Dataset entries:
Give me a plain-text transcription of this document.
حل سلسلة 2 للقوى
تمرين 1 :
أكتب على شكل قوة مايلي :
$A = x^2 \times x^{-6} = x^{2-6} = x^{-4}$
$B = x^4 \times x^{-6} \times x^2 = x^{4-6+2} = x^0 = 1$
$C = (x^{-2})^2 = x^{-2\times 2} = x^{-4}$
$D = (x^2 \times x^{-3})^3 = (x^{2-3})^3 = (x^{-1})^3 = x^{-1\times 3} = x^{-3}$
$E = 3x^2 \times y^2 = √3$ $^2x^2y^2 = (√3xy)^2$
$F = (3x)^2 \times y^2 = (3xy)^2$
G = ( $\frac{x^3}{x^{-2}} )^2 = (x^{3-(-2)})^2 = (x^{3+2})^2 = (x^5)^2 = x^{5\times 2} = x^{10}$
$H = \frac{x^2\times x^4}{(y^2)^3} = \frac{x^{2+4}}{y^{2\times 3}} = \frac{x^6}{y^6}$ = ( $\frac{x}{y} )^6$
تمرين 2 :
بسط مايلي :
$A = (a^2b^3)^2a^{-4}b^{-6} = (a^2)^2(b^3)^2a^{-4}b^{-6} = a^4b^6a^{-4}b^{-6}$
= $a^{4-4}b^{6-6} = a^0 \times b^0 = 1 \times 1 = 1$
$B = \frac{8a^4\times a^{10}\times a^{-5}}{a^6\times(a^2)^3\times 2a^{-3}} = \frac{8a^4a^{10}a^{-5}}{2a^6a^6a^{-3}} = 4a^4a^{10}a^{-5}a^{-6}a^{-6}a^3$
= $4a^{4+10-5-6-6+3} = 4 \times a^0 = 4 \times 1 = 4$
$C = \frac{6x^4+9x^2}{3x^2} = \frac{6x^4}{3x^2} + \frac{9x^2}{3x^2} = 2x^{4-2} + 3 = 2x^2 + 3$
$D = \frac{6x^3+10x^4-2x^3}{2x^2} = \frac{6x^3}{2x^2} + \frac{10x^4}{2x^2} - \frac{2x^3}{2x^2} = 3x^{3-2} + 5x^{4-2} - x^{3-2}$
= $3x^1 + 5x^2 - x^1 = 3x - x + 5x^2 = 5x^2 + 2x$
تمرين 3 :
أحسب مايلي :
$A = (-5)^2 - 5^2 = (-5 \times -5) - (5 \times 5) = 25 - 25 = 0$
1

● **STATED GOAL**:
Pick out the lines containing the string "مايلي".

● **EXERCISE SOLUTION**:
أكتب على شكل قوة مايلي :
بسط مايلي :
أحسب مايلي :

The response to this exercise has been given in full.